_GOAL:_ In the lines below, find how many contain the word "Quality" and report that figure alone.

_MATERIAL TO PROCESS:_
------------------------------
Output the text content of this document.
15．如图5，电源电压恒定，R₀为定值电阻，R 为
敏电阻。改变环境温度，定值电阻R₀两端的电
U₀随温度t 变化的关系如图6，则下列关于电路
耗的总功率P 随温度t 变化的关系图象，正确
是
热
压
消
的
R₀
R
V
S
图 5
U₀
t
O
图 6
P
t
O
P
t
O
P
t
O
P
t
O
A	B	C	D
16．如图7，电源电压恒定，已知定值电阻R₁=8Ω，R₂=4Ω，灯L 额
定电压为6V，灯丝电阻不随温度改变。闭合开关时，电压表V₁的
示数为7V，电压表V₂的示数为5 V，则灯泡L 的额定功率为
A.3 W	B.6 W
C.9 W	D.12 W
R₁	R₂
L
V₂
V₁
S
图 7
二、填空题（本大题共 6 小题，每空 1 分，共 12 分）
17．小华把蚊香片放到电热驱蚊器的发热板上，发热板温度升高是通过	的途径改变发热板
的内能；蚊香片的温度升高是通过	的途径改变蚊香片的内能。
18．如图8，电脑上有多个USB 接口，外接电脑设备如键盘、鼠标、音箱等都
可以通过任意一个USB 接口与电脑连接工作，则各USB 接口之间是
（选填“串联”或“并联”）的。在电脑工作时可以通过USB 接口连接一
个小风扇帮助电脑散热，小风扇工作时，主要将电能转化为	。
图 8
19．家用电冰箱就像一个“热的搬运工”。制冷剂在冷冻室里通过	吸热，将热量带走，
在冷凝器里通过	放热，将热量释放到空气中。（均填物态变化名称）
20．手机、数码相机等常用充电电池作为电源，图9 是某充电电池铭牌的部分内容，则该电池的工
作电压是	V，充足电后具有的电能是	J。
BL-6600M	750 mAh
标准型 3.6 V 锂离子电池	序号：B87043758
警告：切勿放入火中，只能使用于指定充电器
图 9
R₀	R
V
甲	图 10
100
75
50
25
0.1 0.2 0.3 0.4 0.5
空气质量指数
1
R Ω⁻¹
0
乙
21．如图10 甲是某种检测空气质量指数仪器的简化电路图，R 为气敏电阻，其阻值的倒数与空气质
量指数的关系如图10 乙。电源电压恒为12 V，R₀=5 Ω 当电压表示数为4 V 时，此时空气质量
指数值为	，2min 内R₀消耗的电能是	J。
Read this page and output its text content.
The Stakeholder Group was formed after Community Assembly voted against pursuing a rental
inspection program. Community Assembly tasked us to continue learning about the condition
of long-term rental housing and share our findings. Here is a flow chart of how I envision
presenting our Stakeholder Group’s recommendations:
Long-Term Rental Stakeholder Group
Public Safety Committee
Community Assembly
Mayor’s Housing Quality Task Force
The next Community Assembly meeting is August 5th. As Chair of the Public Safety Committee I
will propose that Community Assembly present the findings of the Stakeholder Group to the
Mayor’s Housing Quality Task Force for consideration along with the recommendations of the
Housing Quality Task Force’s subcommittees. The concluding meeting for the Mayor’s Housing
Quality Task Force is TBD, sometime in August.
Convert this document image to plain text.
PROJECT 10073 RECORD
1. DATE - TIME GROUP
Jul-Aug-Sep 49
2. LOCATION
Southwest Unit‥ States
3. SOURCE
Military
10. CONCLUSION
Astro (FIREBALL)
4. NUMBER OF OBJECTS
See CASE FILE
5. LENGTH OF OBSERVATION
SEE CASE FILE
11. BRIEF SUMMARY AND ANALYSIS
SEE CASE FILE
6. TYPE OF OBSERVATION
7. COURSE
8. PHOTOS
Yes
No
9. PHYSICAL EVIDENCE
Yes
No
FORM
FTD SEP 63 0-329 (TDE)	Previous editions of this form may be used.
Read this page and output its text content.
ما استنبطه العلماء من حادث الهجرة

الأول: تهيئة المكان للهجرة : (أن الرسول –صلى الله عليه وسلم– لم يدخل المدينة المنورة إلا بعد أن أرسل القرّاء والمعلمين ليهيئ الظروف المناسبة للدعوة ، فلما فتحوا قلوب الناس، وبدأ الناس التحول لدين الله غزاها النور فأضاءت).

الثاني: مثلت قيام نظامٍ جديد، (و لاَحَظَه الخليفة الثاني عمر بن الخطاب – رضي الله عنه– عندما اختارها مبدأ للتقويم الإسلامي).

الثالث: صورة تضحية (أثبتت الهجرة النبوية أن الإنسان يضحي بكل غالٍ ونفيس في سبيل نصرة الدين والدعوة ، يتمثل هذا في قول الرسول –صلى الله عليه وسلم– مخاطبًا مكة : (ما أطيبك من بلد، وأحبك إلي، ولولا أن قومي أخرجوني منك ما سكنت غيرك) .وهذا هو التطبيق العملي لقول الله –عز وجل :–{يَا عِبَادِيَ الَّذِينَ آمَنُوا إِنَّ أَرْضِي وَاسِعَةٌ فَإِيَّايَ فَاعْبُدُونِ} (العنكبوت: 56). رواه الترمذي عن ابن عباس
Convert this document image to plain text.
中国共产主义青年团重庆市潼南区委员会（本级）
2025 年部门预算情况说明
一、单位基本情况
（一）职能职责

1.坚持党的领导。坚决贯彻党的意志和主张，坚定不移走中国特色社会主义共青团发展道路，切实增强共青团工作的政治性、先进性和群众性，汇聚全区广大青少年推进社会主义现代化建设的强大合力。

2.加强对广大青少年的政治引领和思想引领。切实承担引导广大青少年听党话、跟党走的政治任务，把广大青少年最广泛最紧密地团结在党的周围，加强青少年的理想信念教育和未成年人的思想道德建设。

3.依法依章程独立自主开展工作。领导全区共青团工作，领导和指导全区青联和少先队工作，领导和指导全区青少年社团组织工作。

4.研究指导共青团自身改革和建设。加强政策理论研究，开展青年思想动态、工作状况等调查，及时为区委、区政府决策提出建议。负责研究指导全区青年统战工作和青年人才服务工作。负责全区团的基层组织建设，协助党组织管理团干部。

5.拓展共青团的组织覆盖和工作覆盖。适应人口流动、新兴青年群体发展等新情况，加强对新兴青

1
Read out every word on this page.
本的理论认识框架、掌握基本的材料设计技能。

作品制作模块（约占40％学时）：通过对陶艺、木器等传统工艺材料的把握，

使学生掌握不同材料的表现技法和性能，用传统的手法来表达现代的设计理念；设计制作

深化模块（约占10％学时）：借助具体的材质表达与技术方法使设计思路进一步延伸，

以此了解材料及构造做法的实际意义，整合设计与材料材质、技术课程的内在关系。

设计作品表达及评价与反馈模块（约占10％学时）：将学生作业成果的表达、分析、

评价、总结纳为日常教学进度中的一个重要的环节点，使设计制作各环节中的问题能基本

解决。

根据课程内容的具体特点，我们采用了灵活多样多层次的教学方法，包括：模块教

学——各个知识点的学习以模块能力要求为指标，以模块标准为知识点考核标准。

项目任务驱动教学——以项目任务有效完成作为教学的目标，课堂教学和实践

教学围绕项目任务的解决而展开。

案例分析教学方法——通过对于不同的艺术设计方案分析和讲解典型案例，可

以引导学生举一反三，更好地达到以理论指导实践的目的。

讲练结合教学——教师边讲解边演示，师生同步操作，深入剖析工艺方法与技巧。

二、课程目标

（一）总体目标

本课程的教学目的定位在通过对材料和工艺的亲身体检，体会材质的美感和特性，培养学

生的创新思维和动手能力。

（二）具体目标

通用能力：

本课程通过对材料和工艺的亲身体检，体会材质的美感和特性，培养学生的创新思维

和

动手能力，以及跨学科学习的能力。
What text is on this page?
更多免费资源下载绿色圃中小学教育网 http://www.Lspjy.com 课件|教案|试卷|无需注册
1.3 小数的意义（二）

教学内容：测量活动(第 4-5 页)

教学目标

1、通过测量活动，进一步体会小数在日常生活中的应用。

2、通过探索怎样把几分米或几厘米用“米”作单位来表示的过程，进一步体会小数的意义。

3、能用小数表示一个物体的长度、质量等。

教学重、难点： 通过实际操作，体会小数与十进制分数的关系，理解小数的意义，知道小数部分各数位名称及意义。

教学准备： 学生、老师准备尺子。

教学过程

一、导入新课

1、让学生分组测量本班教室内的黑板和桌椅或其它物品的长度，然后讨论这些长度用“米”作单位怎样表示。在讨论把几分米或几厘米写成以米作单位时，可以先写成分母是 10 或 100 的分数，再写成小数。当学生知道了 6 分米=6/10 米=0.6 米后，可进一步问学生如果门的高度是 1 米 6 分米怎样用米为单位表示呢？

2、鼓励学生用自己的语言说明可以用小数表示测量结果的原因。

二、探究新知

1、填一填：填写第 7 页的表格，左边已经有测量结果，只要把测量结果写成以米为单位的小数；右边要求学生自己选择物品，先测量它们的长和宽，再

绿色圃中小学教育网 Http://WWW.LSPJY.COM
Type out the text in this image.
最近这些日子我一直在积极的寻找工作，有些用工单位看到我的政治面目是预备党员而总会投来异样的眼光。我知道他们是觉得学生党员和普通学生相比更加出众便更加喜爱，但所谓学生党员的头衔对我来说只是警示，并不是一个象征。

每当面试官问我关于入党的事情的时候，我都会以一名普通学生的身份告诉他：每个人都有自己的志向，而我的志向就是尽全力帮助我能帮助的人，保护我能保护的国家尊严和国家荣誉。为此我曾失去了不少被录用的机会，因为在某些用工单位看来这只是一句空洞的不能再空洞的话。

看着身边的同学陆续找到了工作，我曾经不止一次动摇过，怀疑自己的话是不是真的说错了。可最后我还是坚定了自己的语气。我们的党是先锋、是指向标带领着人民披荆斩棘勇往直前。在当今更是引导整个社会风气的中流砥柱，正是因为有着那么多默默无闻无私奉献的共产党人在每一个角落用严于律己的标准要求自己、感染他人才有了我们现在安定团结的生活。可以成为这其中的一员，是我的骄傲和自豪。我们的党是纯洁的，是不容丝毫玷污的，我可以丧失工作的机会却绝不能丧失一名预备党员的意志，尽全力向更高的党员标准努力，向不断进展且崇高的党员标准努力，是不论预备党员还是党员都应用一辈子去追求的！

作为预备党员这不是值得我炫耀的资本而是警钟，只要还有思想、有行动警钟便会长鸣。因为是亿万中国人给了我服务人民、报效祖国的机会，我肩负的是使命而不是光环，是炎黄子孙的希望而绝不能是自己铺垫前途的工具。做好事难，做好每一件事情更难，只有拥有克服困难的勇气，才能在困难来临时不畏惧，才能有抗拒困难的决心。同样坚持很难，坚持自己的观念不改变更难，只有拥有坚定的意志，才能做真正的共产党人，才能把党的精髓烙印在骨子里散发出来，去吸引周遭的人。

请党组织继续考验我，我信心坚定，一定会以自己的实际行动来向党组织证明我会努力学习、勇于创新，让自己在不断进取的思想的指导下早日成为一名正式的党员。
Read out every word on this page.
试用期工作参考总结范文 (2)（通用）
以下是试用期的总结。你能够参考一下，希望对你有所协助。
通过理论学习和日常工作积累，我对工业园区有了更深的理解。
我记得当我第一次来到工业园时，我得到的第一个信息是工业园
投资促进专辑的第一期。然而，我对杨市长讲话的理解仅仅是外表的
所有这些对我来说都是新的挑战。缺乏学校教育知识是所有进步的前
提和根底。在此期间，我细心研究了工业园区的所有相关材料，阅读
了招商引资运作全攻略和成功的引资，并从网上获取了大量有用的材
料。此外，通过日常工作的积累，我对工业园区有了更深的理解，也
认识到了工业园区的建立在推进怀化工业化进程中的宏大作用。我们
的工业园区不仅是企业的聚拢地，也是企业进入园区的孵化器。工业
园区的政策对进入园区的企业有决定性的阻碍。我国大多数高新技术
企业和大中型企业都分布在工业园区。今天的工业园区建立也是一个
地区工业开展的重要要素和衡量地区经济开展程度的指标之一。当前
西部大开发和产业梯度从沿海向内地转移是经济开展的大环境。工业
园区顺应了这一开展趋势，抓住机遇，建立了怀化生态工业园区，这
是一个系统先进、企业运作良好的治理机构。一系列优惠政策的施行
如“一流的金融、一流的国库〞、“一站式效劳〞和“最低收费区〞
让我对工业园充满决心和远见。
------------------------------
_TASK OUTPUT:_ 4